*Collection entries*
━━━━━━━━━━
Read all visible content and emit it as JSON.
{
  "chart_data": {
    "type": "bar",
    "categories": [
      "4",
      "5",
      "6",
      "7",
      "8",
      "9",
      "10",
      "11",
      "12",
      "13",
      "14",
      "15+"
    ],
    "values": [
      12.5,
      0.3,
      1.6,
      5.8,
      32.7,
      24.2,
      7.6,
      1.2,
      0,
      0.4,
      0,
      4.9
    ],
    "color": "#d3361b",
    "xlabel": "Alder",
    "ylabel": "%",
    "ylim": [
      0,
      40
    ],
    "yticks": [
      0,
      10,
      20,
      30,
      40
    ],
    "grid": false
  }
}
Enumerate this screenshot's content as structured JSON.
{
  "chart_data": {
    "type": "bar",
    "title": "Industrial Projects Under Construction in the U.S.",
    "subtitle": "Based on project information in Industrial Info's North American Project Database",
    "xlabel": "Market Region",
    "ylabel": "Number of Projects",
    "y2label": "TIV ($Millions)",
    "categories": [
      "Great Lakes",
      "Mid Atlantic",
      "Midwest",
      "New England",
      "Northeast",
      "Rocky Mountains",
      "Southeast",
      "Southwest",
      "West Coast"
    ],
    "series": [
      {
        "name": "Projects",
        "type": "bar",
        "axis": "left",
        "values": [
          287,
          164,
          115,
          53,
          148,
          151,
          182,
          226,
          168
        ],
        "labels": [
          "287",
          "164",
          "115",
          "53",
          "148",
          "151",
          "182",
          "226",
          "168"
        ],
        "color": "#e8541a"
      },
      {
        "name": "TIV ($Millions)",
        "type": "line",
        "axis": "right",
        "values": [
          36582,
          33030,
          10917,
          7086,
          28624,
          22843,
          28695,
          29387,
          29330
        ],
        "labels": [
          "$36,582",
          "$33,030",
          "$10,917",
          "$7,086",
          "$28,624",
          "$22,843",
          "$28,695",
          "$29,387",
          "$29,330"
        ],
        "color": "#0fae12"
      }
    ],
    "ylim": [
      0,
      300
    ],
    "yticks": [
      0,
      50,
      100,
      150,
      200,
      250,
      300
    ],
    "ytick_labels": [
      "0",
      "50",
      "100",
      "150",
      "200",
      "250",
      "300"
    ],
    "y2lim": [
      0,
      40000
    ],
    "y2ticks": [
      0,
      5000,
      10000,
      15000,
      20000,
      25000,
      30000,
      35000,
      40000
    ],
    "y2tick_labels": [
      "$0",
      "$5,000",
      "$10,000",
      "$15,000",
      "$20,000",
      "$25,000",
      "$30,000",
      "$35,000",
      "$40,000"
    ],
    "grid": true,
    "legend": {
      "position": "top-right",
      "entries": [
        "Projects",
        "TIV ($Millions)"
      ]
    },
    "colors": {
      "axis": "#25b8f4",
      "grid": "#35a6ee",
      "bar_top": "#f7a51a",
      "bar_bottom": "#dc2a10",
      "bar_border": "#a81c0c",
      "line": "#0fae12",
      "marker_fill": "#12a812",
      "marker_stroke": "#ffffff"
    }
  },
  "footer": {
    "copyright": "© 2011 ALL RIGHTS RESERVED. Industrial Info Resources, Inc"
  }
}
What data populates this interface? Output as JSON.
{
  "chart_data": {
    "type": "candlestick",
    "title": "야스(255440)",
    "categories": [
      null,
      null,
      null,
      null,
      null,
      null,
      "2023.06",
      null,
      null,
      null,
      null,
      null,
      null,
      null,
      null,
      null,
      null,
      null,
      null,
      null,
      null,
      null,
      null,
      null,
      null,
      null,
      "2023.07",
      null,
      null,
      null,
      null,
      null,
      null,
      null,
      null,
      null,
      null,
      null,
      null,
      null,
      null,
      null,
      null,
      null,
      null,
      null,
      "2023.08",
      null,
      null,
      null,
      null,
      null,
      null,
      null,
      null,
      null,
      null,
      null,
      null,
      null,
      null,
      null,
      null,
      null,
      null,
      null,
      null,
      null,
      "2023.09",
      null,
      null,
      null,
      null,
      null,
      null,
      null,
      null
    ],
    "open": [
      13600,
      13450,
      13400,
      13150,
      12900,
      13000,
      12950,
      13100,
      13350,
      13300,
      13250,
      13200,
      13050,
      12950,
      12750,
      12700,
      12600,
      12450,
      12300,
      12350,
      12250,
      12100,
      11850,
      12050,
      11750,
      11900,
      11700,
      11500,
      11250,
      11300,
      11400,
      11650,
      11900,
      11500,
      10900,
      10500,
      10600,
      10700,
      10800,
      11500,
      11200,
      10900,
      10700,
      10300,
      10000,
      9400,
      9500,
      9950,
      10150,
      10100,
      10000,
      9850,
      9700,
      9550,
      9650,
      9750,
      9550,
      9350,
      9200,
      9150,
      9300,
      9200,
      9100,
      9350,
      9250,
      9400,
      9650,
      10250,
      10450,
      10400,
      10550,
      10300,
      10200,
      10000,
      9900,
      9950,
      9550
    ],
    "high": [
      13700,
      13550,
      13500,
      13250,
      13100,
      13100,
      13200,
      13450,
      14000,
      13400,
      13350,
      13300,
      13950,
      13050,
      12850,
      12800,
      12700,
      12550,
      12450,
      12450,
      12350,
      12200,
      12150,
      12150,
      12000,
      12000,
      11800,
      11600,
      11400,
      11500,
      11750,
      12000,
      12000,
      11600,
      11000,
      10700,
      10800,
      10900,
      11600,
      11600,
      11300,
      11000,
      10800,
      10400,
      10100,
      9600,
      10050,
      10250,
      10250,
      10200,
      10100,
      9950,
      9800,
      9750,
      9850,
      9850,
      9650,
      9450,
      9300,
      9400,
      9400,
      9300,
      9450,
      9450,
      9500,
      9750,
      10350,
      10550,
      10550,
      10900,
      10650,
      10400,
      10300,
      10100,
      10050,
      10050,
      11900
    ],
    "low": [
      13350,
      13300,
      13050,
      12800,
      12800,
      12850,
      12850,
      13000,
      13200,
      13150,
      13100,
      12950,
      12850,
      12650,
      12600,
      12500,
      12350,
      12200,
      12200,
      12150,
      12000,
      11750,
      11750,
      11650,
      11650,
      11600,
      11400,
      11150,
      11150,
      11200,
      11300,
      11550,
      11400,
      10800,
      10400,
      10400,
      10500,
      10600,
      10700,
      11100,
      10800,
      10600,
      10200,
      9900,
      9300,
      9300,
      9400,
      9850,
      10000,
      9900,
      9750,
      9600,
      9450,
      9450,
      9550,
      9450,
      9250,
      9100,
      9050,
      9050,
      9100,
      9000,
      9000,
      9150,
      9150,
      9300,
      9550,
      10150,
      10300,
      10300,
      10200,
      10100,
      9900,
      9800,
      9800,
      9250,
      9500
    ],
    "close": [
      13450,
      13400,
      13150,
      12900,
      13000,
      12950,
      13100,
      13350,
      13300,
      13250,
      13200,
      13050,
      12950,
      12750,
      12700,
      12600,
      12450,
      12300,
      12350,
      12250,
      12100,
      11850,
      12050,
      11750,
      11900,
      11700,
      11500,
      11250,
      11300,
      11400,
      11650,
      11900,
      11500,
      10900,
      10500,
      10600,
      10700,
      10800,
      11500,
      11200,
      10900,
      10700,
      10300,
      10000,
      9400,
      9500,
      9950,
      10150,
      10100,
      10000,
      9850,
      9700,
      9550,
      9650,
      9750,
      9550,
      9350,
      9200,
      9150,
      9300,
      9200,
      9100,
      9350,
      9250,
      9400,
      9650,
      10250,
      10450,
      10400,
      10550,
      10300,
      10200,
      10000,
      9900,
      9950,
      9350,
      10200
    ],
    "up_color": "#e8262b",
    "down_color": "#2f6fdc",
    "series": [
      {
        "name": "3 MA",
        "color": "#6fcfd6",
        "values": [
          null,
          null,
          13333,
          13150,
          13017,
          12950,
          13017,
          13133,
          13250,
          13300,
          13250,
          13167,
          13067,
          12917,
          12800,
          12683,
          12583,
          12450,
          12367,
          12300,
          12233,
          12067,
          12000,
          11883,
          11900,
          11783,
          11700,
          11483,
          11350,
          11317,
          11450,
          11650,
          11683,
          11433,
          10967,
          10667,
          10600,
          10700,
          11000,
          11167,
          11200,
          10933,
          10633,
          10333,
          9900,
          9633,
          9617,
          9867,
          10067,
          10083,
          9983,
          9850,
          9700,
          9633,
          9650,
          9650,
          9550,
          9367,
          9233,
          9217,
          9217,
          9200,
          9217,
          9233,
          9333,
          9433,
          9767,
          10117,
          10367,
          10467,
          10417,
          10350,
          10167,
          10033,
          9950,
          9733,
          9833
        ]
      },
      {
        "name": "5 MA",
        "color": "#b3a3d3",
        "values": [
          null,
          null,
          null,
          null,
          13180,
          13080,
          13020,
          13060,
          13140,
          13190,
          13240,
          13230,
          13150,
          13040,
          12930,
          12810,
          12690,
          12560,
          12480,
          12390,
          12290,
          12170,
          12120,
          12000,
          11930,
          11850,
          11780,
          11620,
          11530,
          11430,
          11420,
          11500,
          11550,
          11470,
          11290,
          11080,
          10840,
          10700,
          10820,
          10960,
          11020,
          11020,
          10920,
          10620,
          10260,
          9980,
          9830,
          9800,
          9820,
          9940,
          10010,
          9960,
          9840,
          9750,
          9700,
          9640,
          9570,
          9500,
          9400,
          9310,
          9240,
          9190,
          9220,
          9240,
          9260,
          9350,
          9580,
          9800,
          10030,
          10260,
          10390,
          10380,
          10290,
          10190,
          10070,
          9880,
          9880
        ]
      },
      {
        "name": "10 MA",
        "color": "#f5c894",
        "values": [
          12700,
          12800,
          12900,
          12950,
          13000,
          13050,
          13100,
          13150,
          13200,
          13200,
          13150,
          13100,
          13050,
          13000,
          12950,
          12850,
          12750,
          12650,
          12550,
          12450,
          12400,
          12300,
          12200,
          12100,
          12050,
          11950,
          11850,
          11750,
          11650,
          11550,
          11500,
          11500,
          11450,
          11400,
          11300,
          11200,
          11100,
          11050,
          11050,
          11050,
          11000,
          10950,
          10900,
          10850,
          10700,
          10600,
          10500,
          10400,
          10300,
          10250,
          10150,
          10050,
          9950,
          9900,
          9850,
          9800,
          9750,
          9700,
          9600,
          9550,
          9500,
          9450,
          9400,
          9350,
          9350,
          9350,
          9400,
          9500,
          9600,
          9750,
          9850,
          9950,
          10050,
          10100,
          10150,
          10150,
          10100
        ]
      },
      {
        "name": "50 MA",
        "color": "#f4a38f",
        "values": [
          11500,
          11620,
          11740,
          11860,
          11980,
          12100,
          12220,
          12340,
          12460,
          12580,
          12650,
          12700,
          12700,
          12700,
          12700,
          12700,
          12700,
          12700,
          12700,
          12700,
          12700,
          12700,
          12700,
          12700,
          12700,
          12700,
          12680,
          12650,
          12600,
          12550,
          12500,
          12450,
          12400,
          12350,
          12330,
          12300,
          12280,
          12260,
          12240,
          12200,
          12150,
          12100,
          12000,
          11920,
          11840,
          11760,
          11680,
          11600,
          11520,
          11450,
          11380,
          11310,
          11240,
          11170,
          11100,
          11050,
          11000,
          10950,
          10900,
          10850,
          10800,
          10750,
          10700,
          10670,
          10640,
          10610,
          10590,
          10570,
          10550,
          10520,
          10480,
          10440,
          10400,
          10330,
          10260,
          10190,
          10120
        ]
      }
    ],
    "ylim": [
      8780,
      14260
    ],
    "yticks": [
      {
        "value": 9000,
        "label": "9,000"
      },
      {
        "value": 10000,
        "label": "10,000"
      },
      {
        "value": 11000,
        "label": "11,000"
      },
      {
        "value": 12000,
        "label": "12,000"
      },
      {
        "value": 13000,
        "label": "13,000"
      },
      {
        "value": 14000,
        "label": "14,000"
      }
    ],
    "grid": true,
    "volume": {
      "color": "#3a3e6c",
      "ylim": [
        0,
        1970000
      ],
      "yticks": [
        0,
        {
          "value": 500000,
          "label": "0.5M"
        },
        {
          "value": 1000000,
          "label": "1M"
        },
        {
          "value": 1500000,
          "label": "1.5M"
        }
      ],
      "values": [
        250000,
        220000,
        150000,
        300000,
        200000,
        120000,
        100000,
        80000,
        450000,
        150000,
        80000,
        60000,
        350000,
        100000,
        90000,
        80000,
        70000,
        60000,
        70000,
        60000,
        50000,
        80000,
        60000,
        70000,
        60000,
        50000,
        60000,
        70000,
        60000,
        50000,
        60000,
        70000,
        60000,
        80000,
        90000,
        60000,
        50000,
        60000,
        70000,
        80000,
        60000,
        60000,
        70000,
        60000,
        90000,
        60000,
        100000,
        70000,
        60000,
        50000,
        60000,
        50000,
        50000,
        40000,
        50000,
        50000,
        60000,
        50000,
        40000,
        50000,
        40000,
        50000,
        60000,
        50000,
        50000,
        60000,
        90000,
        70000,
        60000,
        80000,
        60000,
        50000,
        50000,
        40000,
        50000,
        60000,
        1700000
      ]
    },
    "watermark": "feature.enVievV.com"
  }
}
━━━━━━━━━━
*Task directions*
From the entries above, copy every line that holds the word "this".

*Result of the exercise*
Enumerate this screenshot's content as structured JSON.
What data populates this interface? Output as JSON.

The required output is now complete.